> [DESCRIPTION OF THE TASK] In the data below, find every line with the string "ffffff" and pull it out.

Records from a collection of figures:
☆ ☆ ☆ ☆

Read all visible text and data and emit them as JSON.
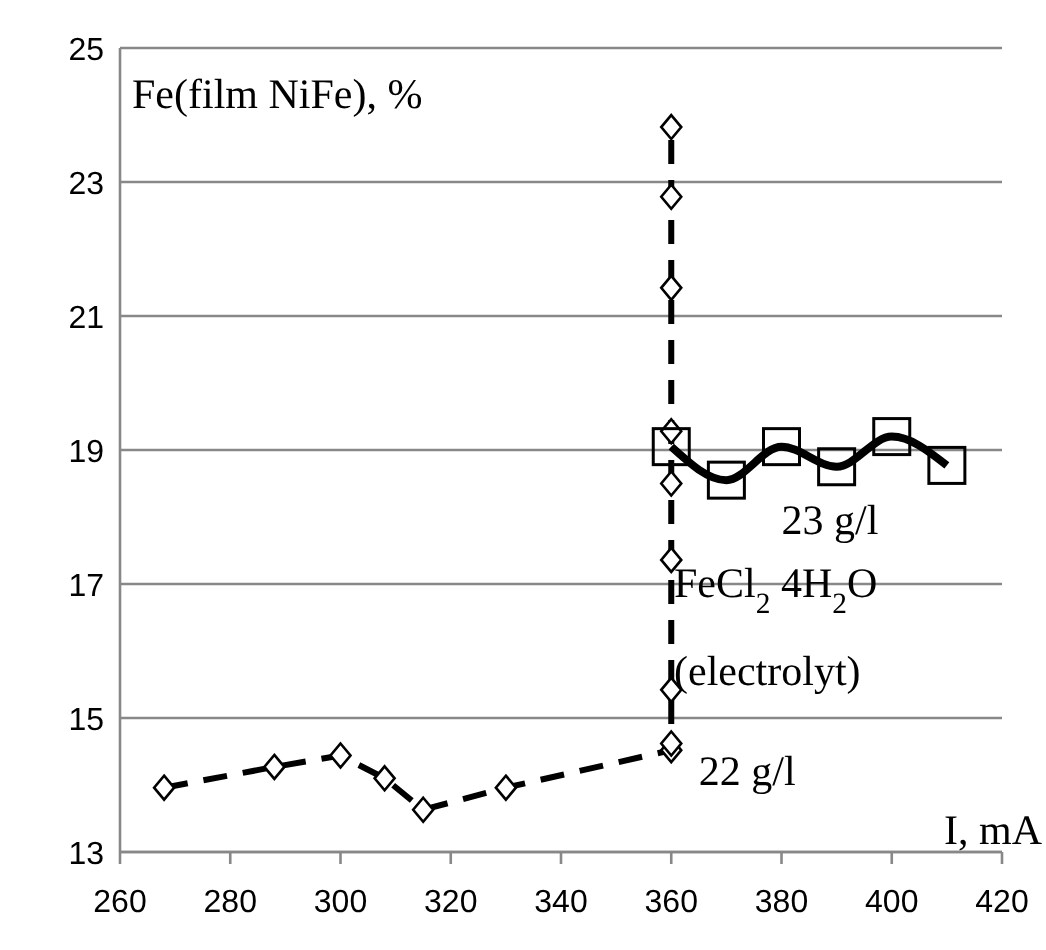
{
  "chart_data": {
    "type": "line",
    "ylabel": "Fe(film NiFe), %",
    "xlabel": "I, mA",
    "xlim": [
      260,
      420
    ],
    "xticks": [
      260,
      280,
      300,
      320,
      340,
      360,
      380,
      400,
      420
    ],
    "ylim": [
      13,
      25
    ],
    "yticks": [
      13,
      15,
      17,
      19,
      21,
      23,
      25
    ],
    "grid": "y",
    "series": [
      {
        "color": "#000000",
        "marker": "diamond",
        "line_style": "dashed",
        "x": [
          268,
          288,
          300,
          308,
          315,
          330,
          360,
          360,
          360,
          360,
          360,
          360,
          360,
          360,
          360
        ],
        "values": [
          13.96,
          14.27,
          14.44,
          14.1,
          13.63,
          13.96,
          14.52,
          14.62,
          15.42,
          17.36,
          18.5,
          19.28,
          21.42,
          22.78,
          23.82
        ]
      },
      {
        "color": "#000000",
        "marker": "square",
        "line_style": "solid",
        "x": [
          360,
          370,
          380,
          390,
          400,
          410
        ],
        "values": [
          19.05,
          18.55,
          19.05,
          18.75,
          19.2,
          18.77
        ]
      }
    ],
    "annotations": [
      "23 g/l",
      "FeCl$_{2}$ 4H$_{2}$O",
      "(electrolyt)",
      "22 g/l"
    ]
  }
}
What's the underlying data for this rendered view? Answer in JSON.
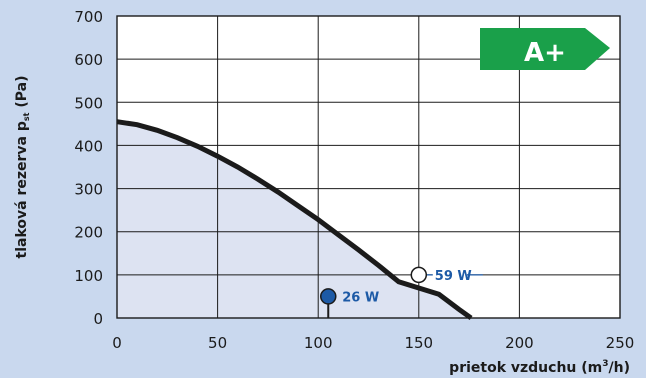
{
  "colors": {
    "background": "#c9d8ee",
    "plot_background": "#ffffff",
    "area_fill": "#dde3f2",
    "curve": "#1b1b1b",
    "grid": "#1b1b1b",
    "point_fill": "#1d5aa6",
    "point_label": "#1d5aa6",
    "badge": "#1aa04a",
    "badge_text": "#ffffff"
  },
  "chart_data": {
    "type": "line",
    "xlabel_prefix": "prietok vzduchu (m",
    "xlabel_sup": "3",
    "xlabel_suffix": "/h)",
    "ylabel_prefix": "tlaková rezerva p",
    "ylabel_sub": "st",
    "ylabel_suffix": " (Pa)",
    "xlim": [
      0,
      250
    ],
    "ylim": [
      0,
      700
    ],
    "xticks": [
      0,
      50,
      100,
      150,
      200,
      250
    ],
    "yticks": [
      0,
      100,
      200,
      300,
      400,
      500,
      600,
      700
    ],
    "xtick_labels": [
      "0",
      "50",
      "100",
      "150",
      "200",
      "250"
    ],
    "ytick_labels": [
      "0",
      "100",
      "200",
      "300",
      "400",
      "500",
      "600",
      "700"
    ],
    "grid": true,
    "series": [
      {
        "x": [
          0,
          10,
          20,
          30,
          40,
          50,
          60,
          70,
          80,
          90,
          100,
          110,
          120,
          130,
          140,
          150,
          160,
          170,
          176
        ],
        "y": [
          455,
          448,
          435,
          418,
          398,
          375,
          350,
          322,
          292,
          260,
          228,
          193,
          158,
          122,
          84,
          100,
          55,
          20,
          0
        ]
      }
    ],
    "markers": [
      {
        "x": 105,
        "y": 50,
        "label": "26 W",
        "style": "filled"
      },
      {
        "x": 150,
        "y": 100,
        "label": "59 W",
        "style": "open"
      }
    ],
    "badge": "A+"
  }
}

☆ ☆ ☆ ☆

> [OUTPUT BELOW]
    "plot_background": "#ffffff",
    "badge_text": "#ffffff"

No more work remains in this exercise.